▸ **GIVEN TEXT**

Case Reports in Hematology

Case Reports in Hematology / 2014 / Article

Case Report | Open Access

Volume 2014 |Article ID 172139 | 3 pages |

Eltrombopag in Good’s Syndrome

Academic Editor: Ramon Tiu
Received20 May 2014
Revised30 Sep 2014
Accepted30 Sep 2014
Published19 Oct 2014


Good’s syndrome is a rare acquired immunodeficiency associated with thymoma. Eltrombopag is a thrombopoietin receptor agonist and has been shown to be a valuable supplement to the treatment of several types of refractory cytopenias. In this paper, we describe a male patient suffering from Good’s syndrome with immune-mediated T-cell driven pancytopenia and absence of megakaryopoiesis. He was successfully treated with eltrombopag resulting in a multilineage clinical response.

1. Introduction

Good’s syndrome is defined as an acquired immunodeficiency associated with thymoma. The association between the presence of thymoma and adult onset immunodeficiency was first recognized by Dr. Robert Good in 1954. The most consistent immunological abnormalities are hypogammaglobulinemia, reduced or absent B-cells, and inverted CD4/CD8 T-cell ratio [1, 2]. Eltrombopag, a thrombopoietin receptor agonist, is commonly used in the treatment of chronic immune thrombocytopenic purpura refractory to other treatment modalities [3]. Eltrombopag has also showed a multilineage effect improving hematopoiesis in refractory aplastic anemia with minimal toxicity [4]. We describe a patient suffering from Good’s syndrome with immune mediated T-cell driven pancytopenia and absence of megakaryopoiesis, treated successfully with eltrombopag.

2. Case History

A 61-year-old male patient presented with symptoms of upper and lower respiratory tract infections with increasing frequency and severity over three years. Apart from hypogammaglobulinemia and a moderate neutropenia, a CT scan detected a thymoma, consistent with Good’s syndrome. Thymectomy was performed, and he subsequently received immunoglobulin substitution. Three years after surgery, he developed transfusion dependent anemia and thrombocytopenia and was admitted to hospital with gastrointestinal hemorrhage and infections. There was no evidence of hypocellular MDS in the morphologic assessment of bone marrow aspirate. A bone marrow biopsy was hypercellular with T-cell lymphocytosis, absence of B-lymphocytes, normal erythropoiesis, megakaryopoiesis, and a left-shifted myelopoiesis with no evidence of aplastic anemia or myelodysplasia (MDS). A polyclonal T-cell receptor gamma gene rearrangement was found. The absolute number of T-cells in peripheral blood was not available. The CD4/CD8 ratio in the bone marrow was inverted. On suspicion of immune mediated pancytopenia, he received antithymocyte globulin from horse (3000 mg intravenously, days 1–4) followed by a 14-day course of prednisolone as prophylaxis against serum sickness and cyclosporine (5 mg/kg/day initially, then adjusted serum concentrations). At three months there was no clinical effect. A bone marrow biopsy revealed reduced cellularity from 80 to 10%, with hypoplastic myelo- and megakaryopoiesis, left-shifted erythropoiesis, and persistent T-cell lymphocytosis. Cyclosporine, s.c. immunoglobulin, and tranexamic acid were continued and G-CSF was introduced. Due to severe gingival hyperplasia and lack of effect on cytopenia, cyclosporine was discontinued after 7 months. The bone marrow remained severely hypocellular. As further therapeutic strategies, cyclophosphamide (100 mg daily orally) was given for 2 months and stopped due to increased transfusion dependency and lack of effect. Furthermore, high dose intravenous immunoglobulin was without impact. In addition, the patient received G-CSF 5 ug/kg subcutaneously three times weekly to alleviate neutropenia. PNH tests were negative, cytogenetics revealed a normal male karyotype, and there was no splenomegaly and no HLA-immunization.

▸ **WHAT TO WORK ON**
1: From the case report, quote word for word the passage that begins with the words containing "Case Report |" and ends with "multilineage clinical response.".
2: Translate this sentence from the case report into Spanish: "Good’s syndrome is a rare acquired immunodeficiency associated with thymoma."
3: Carry on the case report on eltrombopag in Good’s syndrome from the point where it stops.

▸ **GIVEN INFORMATION**
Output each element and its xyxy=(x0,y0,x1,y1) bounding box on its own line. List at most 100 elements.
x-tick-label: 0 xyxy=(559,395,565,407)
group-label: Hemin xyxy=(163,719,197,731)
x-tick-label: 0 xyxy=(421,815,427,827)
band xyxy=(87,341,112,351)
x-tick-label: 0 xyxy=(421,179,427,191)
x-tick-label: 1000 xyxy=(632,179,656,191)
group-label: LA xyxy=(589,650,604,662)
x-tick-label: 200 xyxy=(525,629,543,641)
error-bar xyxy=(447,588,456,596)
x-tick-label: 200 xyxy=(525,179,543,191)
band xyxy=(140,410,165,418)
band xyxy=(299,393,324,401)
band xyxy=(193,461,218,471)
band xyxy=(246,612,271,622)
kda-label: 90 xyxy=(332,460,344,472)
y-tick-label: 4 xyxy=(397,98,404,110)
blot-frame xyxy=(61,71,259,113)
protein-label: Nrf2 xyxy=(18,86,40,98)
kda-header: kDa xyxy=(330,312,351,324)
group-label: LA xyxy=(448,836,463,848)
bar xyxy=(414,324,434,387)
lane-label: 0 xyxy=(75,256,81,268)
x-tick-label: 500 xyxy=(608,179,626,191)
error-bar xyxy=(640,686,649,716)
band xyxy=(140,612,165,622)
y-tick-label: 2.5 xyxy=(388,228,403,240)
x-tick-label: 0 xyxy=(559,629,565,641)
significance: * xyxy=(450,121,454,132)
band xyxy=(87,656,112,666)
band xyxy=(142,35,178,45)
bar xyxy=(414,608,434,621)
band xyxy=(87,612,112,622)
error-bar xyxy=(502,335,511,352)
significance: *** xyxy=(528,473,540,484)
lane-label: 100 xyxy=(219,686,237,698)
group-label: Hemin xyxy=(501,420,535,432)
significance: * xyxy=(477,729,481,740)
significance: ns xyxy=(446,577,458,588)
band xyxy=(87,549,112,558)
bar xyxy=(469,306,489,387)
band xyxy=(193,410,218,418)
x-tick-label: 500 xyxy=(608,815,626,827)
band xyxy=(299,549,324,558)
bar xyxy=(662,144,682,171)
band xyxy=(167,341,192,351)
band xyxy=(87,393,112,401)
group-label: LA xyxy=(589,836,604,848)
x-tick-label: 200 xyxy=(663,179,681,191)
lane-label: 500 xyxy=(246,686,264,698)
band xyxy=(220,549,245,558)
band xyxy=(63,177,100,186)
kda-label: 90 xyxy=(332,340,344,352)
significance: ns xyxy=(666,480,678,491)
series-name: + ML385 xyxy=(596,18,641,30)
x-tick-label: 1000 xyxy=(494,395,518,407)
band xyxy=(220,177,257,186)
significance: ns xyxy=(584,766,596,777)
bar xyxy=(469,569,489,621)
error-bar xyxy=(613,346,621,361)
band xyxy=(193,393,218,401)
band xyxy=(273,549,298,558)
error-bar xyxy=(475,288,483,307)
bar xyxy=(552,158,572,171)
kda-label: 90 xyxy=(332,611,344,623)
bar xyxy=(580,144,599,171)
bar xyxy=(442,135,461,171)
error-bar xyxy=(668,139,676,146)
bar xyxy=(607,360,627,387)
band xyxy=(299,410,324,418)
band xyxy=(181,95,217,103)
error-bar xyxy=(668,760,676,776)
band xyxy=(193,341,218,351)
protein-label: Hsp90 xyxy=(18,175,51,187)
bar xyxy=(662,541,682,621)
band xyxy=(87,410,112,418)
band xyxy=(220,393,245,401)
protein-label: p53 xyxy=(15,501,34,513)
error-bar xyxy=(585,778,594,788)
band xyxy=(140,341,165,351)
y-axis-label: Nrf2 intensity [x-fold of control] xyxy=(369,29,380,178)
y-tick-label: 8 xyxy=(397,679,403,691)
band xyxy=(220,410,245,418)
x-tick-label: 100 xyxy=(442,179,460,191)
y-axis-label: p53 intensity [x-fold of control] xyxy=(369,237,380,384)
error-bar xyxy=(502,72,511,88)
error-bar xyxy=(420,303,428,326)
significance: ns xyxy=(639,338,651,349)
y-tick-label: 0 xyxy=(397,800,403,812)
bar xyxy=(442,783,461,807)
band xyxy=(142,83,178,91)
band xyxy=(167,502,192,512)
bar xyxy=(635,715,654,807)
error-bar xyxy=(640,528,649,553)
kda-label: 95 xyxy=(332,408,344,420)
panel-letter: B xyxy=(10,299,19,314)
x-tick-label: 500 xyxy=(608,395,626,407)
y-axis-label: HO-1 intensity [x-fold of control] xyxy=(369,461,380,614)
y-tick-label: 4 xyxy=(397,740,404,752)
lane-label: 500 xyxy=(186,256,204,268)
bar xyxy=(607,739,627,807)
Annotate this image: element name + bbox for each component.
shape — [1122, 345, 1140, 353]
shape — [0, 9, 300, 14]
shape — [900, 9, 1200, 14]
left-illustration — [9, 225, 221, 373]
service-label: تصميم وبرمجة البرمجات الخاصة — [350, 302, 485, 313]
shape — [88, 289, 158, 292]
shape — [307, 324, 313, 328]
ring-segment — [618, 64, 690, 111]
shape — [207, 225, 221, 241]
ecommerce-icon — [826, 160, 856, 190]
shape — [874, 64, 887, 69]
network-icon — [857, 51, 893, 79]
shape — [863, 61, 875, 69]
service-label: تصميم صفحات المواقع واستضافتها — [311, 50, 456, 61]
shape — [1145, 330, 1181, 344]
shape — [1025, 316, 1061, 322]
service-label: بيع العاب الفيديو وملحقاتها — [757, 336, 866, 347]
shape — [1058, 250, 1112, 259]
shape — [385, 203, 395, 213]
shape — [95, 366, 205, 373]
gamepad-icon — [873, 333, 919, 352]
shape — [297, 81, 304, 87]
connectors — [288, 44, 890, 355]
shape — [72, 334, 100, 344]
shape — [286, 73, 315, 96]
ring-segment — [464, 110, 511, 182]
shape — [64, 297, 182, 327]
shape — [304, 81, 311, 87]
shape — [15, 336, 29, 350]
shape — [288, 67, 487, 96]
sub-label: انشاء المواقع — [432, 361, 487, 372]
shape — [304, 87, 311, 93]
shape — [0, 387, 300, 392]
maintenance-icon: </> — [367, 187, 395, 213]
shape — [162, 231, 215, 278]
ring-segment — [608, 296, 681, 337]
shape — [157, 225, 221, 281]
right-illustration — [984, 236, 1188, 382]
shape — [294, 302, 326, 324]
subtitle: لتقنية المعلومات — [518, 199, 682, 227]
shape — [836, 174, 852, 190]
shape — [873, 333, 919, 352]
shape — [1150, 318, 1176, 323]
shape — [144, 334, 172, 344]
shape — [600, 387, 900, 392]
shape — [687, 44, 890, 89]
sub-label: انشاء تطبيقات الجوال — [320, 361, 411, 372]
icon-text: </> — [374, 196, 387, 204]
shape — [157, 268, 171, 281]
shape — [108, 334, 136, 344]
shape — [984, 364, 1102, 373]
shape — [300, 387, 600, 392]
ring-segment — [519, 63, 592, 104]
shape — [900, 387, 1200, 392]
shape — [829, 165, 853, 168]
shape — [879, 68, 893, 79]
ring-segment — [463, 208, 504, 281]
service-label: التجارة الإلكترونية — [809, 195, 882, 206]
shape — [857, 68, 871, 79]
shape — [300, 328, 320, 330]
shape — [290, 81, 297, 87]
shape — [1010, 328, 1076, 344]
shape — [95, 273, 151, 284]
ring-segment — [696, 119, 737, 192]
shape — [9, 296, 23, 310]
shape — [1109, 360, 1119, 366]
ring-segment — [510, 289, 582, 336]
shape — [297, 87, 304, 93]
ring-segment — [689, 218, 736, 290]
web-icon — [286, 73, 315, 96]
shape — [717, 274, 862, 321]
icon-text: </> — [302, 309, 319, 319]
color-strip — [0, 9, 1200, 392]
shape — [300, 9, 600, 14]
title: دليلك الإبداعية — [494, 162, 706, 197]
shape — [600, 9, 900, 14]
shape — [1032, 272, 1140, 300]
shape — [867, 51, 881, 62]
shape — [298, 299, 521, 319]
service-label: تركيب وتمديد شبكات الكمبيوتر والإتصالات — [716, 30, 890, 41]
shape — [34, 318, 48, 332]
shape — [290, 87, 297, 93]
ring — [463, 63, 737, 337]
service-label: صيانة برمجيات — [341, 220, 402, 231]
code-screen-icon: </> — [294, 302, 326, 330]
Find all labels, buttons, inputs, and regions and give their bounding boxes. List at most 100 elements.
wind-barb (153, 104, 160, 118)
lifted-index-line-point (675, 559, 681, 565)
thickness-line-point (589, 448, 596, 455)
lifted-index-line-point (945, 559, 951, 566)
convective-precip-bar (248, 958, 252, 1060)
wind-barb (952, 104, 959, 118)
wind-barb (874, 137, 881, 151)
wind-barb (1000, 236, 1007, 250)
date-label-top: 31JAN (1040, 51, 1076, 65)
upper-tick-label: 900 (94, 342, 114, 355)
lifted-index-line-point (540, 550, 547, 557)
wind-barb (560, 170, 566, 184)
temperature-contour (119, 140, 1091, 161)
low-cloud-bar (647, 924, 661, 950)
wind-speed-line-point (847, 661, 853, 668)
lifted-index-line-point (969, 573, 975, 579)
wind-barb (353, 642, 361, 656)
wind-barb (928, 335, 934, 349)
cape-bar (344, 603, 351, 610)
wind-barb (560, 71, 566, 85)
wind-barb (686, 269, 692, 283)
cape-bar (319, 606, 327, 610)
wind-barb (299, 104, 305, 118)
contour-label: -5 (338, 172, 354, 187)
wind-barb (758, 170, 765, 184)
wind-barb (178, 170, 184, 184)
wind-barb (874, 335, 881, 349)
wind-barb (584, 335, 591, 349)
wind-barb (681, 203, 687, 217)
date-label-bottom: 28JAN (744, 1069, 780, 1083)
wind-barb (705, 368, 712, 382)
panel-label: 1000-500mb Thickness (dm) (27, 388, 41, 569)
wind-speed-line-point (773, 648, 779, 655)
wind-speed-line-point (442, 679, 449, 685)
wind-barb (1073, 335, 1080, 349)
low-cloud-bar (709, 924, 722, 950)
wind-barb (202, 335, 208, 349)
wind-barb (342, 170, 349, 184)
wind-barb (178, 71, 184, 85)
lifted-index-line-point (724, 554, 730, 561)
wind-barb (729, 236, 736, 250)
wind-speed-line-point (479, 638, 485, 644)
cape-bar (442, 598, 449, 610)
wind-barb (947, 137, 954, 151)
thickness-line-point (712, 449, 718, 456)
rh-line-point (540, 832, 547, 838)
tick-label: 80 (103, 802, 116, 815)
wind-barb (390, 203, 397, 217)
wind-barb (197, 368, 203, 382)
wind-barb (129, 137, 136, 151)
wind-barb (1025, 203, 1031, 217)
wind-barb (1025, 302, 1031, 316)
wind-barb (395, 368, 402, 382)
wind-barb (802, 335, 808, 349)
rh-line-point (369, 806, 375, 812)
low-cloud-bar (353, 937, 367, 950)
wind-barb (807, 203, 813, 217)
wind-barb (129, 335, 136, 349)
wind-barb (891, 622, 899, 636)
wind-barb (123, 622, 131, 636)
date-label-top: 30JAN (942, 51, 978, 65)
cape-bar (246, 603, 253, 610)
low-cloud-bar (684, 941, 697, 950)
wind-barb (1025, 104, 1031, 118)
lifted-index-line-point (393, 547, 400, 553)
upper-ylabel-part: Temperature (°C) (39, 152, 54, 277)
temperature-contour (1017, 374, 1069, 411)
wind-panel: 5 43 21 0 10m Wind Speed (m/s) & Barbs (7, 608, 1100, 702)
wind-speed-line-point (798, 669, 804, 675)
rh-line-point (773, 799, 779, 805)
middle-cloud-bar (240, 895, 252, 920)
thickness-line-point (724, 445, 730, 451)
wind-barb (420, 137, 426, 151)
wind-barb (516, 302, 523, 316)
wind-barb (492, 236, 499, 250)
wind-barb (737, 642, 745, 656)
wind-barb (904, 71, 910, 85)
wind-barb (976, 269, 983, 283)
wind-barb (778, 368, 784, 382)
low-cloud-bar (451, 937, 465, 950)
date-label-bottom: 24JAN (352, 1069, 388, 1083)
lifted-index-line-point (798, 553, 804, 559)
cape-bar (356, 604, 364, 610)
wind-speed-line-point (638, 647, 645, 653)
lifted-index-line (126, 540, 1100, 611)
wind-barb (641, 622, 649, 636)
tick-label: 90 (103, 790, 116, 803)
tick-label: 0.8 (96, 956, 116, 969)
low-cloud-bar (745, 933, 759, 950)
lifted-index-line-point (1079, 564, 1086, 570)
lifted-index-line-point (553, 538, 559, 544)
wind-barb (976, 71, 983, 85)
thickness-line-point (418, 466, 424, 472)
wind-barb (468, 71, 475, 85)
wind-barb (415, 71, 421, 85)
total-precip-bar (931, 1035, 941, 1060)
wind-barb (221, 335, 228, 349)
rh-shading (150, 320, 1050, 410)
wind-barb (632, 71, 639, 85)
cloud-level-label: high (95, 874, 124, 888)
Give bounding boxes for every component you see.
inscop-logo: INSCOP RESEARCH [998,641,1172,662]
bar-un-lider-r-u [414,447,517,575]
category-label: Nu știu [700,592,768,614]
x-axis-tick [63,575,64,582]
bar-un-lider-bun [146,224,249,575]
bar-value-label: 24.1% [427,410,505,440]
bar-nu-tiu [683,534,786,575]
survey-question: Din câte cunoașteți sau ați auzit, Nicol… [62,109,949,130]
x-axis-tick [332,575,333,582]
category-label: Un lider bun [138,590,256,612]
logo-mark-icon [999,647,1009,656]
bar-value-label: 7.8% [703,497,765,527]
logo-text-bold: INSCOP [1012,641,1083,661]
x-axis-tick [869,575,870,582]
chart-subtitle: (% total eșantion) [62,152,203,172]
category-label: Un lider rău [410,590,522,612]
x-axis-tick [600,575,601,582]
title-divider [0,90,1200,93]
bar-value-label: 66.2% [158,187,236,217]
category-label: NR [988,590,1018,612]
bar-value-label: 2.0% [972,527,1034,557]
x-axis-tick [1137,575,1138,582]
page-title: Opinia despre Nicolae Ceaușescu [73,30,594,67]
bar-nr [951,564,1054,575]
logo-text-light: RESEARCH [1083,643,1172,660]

▸ **TASK RESPONSES**
1:
Case Report | Open Access

Volume 2014 |Article ID 172139 | 3 pages |

Eltrombopag in Good’s Syndrome

Academic Editor: Ramon Tiu
Received20 May 2014
Revised30 Sep 2014
Accepted30 Sep 2014
Published19 Oct 2014


Good’s syndrome is a rare acquired immunodeficiency associated with thymoma. Eltrombopag is a thrombopoietin receptor agonist and has been shown to be a valuable supplement to the treatment of several types of refractory cytopenias. In this paper, we describe a male patient suffering from Good’s syndrome with immune-mediated T-cell driven pancytopenia and absence of megakaryopoiesis. He was successfully treated with eltrombopag resulting in a multilineage clinical response.

2: El síndrome de Good es una inmunodeficiencia adquirida poco frecuente asociada al timoma.

3:
In a further therapeutic attempt, treatment with eltrombopag was initiated in a starting dose of 50 mg daily, escalating to 75 mg daily after two weeks. Before treatment, a bone marrow biopsy showed hyperplastic left-shifted myelopoiesis and aplastic megakaryo- and erythropoiesis (Figure 1(a)). One month after start of eltrombopag, he was no longer transfusion dependent.

At three-month evaluation the hemoglobin reached 11 g/dL and platelet count was 15–20 × 109/L, compared to <8 g/dL and <10 × 109/L, respectively, before treatment was started. Absolute neutrophil counts were normal and G-CSF was tapered to twice a week (Figure 2). A new bone marrow biopsy showed hyperplastic myelopoiesis, erythropoiesis, megakaryopoiesis with normal morphology, and fibrosis grade 1 (Figure 1(b)). His clinical condition remained stable and satisfactory.

At one year after initiation of eltrombopag 75 mg daily, the hemoglobin levels stabilized at 13 g/dL, the absolute neutrophil count is normalized, and the platelet count was >30 × 109/L. Bone marrow biopsy showed hyperplastic erythropoiesis, slightly hyperplastic myelopoiesis, megakaryopoiesis with normal morphology, and fibrosis grade 0-1 (Figure 1(c)).

3. Conclusion

Eltrombopag has been shown to be a valuable supplement to the treatment armamentarium of refractory immune cytopenia. This is the first description of successful use of thrombopoietin receptor agonists in refractory cytopenia secondary to Good’s syndrome, leading to a multilineage clinical response.

Conflict of Interests

The authors declare that there is no conflict of interests regarding the publication of this paper.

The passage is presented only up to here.